(Stored data)
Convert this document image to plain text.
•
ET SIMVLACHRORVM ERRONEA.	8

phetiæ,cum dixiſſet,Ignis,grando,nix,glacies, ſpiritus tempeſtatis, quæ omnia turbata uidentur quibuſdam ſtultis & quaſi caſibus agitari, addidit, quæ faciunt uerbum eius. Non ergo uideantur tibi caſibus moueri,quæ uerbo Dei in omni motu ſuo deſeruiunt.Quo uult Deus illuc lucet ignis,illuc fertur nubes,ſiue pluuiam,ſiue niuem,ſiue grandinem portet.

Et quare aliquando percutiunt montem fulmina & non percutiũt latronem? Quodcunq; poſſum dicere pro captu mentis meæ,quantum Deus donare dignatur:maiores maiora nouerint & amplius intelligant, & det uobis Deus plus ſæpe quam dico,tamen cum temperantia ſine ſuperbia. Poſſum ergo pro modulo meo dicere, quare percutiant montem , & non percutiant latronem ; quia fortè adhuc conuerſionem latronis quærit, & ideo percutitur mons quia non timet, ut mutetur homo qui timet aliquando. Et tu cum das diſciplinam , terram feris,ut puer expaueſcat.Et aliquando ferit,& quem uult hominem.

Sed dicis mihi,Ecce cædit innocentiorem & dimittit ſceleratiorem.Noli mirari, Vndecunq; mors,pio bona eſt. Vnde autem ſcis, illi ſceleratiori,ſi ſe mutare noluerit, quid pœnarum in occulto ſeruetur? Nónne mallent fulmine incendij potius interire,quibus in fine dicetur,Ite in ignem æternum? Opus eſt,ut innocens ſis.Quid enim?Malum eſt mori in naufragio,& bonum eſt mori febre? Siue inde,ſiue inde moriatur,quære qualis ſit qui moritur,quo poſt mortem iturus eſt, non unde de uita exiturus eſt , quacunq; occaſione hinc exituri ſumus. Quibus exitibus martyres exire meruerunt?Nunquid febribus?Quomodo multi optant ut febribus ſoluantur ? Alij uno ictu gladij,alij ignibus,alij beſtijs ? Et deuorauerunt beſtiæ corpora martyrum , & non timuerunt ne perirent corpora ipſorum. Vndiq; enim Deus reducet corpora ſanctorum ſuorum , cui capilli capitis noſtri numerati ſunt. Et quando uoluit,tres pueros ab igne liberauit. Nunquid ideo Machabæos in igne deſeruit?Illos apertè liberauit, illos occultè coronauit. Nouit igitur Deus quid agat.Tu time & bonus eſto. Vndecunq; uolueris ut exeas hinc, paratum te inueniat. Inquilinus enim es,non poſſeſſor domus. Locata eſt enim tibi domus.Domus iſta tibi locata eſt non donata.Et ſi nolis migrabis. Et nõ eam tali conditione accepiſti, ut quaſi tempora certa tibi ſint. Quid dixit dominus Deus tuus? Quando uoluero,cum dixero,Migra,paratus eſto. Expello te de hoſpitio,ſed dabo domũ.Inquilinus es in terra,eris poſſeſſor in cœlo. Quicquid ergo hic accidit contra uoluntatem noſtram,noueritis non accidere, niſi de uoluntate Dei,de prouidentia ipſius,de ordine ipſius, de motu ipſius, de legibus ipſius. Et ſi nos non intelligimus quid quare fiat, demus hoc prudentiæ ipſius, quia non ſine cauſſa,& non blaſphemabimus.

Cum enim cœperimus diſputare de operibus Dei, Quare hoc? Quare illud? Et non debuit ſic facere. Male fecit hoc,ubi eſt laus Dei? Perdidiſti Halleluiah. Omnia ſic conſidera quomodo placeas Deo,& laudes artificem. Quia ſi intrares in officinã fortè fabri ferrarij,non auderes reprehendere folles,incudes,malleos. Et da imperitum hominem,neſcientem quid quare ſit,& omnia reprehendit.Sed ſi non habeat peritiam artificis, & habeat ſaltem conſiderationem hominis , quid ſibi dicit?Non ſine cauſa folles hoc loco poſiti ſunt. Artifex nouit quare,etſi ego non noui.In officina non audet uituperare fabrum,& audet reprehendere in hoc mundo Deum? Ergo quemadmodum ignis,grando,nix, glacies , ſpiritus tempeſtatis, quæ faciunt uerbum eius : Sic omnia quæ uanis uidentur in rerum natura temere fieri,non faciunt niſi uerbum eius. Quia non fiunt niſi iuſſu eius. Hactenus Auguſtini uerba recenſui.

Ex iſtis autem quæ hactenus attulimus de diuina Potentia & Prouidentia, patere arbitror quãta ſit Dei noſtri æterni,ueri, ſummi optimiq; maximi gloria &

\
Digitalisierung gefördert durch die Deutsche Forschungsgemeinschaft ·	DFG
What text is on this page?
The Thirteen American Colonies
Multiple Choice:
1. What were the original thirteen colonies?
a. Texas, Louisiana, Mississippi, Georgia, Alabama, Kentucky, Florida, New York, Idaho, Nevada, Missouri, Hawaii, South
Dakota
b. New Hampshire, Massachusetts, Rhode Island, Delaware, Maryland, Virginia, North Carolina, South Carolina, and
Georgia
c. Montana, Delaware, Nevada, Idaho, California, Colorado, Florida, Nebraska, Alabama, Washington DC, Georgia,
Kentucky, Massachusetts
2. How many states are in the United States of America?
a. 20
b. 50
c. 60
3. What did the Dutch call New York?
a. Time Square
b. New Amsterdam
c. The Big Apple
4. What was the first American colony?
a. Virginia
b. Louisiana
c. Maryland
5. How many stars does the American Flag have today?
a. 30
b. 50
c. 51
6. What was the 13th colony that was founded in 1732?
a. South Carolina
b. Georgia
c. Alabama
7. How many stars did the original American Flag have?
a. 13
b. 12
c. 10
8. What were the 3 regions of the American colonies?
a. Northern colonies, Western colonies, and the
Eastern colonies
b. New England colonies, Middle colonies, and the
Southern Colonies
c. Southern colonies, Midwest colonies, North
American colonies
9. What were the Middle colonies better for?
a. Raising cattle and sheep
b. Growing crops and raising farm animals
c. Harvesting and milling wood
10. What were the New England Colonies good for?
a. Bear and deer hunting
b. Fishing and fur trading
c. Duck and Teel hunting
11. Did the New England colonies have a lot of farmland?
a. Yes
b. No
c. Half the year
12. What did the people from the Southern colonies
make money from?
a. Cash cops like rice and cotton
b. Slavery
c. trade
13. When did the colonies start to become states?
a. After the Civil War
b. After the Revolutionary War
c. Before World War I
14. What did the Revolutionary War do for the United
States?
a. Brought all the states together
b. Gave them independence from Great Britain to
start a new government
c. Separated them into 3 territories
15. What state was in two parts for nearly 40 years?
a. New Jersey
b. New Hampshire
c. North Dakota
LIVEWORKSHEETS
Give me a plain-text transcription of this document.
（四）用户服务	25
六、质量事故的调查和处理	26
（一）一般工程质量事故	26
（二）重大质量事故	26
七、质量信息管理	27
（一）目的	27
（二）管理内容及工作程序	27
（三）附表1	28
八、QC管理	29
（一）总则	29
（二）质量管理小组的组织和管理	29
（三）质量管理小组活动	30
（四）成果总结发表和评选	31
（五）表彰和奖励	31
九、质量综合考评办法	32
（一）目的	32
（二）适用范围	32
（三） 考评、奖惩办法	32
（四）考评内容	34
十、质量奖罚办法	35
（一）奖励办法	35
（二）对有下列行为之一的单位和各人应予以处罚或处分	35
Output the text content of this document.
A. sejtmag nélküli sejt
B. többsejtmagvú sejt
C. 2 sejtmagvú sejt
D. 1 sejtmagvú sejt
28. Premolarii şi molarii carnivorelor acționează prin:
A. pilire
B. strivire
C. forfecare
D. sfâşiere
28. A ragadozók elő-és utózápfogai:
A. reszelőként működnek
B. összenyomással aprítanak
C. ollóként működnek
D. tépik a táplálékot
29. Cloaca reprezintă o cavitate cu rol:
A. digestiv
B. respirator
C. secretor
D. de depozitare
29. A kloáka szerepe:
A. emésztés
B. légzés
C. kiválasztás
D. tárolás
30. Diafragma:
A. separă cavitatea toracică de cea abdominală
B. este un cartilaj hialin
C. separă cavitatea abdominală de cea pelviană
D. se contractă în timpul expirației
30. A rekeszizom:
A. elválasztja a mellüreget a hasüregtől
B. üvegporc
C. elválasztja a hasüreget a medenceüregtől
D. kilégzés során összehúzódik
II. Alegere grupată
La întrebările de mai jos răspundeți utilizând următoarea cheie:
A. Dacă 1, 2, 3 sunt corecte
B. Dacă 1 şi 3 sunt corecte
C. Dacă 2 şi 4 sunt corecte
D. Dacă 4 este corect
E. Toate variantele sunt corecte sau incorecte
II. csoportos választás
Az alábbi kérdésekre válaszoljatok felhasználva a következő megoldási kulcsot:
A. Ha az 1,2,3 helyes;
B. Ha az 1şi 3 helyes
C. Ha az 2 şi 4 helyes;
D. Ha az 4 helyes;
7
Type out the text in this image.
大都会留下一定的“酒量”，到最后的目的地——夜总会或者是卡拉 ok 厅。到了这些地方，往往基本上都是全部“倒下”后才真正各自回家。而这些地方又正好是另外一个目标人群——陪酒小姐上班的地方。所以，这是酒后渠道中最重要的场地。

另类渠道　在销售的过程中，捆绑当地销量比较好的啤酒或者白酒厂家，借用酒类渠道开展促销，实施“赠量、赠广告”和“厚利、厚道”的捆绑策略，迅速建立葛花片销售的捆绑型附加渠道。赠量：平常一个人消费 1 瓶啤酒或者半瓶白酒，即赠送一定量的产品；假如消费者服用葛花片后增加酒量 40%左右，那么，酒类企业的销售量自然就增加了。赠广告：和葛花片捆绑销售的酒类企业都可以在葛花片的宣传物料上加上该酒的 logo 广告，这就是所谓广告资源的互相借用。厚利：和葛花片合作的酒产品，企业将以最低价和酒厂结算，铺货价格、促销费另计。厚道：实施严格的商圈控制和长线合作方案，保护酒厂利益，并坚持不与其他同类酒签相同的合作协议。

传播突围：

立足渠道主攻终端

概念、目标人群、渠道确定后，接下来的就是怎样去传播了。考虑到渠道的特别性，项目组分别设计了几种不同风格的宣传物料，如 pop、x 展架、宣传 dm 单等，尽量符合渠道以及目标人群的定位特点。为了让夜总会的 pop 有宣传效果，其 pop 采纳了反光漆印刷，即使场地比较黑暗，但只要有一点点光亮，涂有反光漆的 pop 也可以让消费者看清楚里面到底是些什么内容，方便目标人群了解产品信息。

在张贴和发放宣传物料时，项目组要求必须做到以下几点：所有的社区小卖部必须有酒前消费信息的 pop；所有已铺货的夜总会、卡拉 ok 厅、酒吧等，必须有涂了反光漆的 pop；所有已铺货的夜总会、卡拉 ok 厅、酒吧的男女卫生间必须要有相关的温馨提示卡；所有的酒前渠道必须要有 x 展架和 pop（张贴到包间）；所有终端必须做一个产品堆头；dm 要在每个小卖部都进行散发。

## WHAT YOU NEED TO DO
Compute how many lines include the string "Virginia", then give that number by itself.

## RESULT FOR THIS TASK
2